Entries taken from a collection:

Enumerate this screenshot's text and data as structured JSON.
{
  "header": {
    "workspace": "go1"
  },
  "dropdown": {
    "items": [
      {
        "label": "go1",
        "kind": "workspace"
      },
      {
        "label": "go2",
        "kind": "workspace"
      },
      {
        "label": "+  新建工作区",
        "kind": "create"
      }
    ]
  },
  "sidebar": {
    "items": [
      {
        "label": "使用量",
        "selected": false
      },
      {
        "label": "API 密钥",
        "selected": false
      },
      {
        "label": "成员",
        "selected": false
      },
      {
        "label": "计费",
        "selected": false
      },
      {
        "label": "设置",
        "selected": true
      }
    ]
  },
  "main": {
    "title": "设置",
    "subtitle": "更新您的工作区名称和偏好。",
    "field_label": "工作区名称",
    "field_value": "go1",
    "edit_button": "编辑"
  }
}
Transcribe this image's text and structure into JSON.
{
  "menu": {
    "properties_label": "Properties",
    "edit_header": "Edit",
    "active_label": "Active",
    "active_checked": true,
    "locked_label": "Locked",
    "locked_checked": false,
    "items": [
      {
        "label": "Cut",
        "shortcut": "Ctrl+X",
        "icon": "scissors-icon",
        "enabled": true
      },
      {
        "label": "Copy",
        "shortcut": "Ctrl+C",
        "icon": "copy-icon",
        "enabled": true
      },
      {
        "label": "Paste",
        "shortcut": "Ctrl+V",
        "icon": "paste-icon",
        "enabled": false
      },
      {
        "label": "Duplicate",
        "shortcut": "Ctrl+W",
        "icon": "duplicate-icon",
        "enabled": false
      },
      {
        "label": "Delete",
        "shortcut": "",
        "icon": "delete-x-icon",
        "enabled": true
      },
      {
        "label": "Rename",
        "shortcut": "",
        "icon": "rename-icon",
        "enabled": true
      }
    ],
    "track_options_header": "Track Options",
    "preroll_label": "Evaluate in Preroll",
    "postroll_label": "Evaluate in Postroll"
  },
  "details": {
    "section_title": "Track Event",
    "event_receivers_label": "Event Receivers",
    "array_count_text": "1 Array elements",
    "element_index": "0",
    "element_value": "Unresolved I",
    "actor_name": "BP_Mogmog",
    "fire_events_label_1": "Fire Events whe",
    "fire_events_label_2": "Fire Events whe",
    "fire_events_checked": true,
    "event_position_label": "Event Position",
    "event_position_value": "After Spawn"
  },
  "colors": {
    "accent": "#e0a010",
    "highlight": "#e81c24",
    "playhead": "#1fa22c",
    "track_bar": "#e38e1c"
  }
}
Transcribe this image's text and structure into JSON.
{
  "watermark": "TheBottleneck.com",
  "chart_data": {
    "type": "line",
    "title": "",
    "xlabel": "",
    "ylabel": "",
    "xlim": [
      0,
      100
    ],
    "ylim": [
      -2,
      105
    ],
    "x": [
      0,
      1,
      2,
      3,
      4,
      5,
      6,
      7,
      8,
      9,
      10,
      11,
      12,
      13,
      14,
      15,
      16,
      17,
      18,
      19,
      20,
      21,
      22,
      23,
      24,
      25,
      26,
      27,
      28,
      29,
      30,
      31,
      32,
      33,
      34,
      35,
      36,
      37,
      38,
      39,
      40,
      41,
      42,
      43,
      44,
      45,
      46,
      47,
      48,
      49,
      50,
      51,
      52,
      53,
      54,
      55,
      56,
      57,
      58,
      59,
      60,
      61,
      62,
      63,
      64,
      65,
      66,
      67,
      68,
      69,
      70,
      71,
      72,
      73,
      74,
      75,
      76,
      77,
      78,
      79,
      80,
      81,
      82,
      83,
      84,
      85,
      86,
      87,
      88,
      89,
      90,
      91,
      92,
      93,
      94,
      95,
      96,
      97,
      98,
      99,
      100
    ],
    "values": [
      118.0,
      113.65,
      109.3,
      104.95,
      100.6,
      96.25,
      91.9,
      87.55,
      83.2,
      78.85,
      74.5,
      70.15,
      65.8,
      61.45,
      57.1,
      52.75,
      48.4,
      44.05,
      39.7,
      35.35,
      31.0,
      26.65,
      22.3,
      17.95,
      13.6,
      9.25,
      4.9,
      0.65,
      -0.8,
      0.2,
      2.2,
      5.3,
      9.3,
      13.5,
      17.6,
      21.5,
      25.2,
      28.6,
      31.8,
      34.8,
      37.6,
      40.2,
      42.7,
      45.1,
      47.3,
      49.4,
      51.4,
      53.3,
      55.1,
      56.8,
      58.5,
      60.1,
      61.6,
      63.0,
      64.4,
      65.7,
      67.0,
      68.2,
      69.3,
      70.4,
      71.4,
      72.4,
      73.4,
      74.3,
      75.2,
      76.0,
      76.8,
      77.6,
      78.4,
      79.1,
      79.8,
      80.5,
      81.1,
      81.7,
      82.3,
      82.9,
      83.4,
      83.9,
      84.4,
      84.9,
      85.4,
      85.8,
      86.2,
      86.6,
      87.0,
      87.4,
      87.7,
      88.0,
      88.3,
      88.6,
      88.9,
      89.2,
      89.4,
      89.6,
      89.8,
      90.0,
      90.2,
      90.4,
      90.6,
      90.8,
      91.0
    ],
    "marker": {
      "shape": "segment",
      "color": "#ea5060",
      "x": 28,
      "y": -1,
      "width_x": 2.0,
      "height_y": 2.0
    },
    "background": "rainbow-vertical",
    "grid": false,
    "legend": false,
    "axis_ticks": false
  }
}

TASK PROMPT =>
Repeat the records above in full, character for character.

TASK RESPONSE =>
Enumerate this screenshot's text and data as structured JSON.
{
  "header": {
    "workspace": "go1"
  },
  "dropdown": {
    "items": [
      {
        "label": "go1",
        "kind": "workspace"
      },
      {
        "label": "go2",
        "kind": "workspace"
      },
      {
        "label": "+  新建工作区",
        "kind": "create"
      }
    ]
  },
  "sidebar": {
    "items": [
      {
        "label": "使用量",
        "selected": false
      },
      {
        "label": "API 密钥",
        "selected": false
      },
      {
        "label": "成员",
        "selected": false
      },
      {
        "label": "计费",
        "selected": false
      },
      {
        "label": "设置",
        "selected": true
      }
    ]
  },
  "main": {
    "title": "设置",
    "subtitle": "更新您的工作区名称和偏好。",
    "field_label": "工作区名称",
    "field_value": "go1",
    "edit_button": "编辑"
  }
}
Transcribe this image's text and structure into JSON.
{
  "menu": {
    "properties_label": "Properties",
    "edit_header": "Edit",
    "active_label": "Active",
    "active_checked": true,
    "locked_label": "Locked",
    "locked_checked": false,
    "items": [
      {
        "label": "Cut",
        "shortcut": "Ctrl+X",
        "icon": "scissors-icon",
        "enabled": true
      },
      {
        "label": "Copy",
        "shortcut": "Ctrl+C",
        "icon": "copy-icon",
        "enabled": true
      },
      {
        "label": "Paste",
        "shortcut": "Ctrl+V",
        "icon": "paste-icon",
        "enabled": false
      },
      {
        "label": "Duplicate",
        "shortcut": "Ctrl+W",
        "icon": "duplicate-icon",
        "enabled": false
      },
      {
        "label": "Delete",
        "shortcut": "",
        "icon": "delete-x-icon",
        "enabled": true
      },
      {
        "label": "Rename",
        "shortcut": "",
        "icon": "rename-icon",
        "enabled": true
      }
    ],
    "track_options_header": "Track Options",
    "preroll_label": "Evaluate in Preroll",
    "postroll_label": "Evaluate in Postroll"
  },
  "details": {
    "section_title": "Track Event",
    "event_receivers_label": "Event Receivers",
    "array_count_text": "1 Array elements",
    "element_index": "0",
    "element_value": "Unresolved I",
    "actor_name": "BP_Mogmog",
    "fire_events_label_1": "Fire Events whe",
    "fire_events_label_2": "Fire Events whe",
    "fire_events_checked": true,
    "event_position_label": "Event Position",
    "event_position_value": "After Spawn"
  },
  "colors": {
    "accent": "#e0a010",
    "highlight": "#e81c24",
    "playhead": "#1fa22c",
    "track_bar": "#e38e1c"
  }
}
Transcribe this image's text and structure into JSON.
{
  "watermark": "TheBottleneck.com",
  "chart_data": {
    "type": "line",
    "title": "",
    "xlabel": "",
    "ylabel": "",
    "xlim": [
      0,
      100
    ],
    "ylim": [
      -2,
      105
    ],
    "x": [
      0,
      1,
      2,
      3,
      4,
      5,
      6,
      7,
      8,
      9,
      10,
      11,
      12,
      13,
      14,
      15,
      16,
      17,
      18,
      19,
      20,
      21,
      22,
      23,
      24,
      25,
      26,
      27,
      28,
      29,
      30,
      31,
      32,
      33,
      34,
      35,
      36,
      37,
      38,
      39,
      40,
      41,
      42,
      43,
      44,
      45,
      46,
      47,
      48,
      49,
      50,
      51,
      52,
      53,
      54,
      55,
      56,
      57,
      58,
      59,
      60,
      61,
      62,
      63,
      64,
      65,
      66,
      67,
      68,
      69,
      70,
      71,
      72,
      73,
      74,
      75,
      76,
      77,
      78,
      79,
      80,
      81,
      82,
      83,
      84,
      85,
      86,
      87,
      88,
      89,
      90,
      91,
      92,
      93,
      94,
      95,
      96,
      97,
      98,
      99,
      100
    ],
    "values": [
      118.0,
      113.65,
      109.3,
      104.95,
      100.6,
      96.25,
      91.9,
      87.55,
      83.2,
      78.85,
      74.5,
      70.15,
      65.8,
      61.45,
      57.1,
      52.75,
      48.4,
      44.05,
      39.7,
      35.35,
      31.0,
      26.65,
      22.3,
      17.95,
      13.6,
      9.25,
      4.9,
      0.65,
      -0.8,
      0.2,
      2.2,
      5.3,
      9.3,
      13.5,
      17.6,
      21.5,
      25.2,
      28.6,
      31.8,
      34.8,
      37.6,
      40.2,
      42.7,
      45.1,
      47.3,
      49.4,
      51.4,
      53.3,
      55.1,
      56.8,
      58.5,
      60.1,
      61.6,
      63.0,
      64.4,
      65.7,
      67.0,
      68.2,
      69.3,
      70.4,
      71.4,
      72.4,
      73.4,
      74.3,
      75.2,
      76.0,
      76.8,
      77.6,
      78.4,
      79.1,
      79.8,
      80.5,
      81.1,
      81.7,
      82.3,
      82.9,
      83.4,
      83.9,
      84.4,
      84.9,
      85.4,
      85.8,
      86.2,
      86.6,
      87.0,
      87.4,
      87.7,
      88.0,
      88.3,
      88.6,
      88.9,
      89.2,
      89.4,
      89.6,
      89.8,
      90.0,
      90.2,
      90.4,
      90.6,
      90.8,
      91.0
    ],
    "marker": {
      "shape": "segment",
      "color": "#ea5060",
      "x": 28,
      "y": -1,
      "width_x": 2.0,
      "height_y": 2.0
    },
    "background": "rainbow-vertical",
    "grid": false,
    "legend": false,
    "axis_ticks": false
  }
}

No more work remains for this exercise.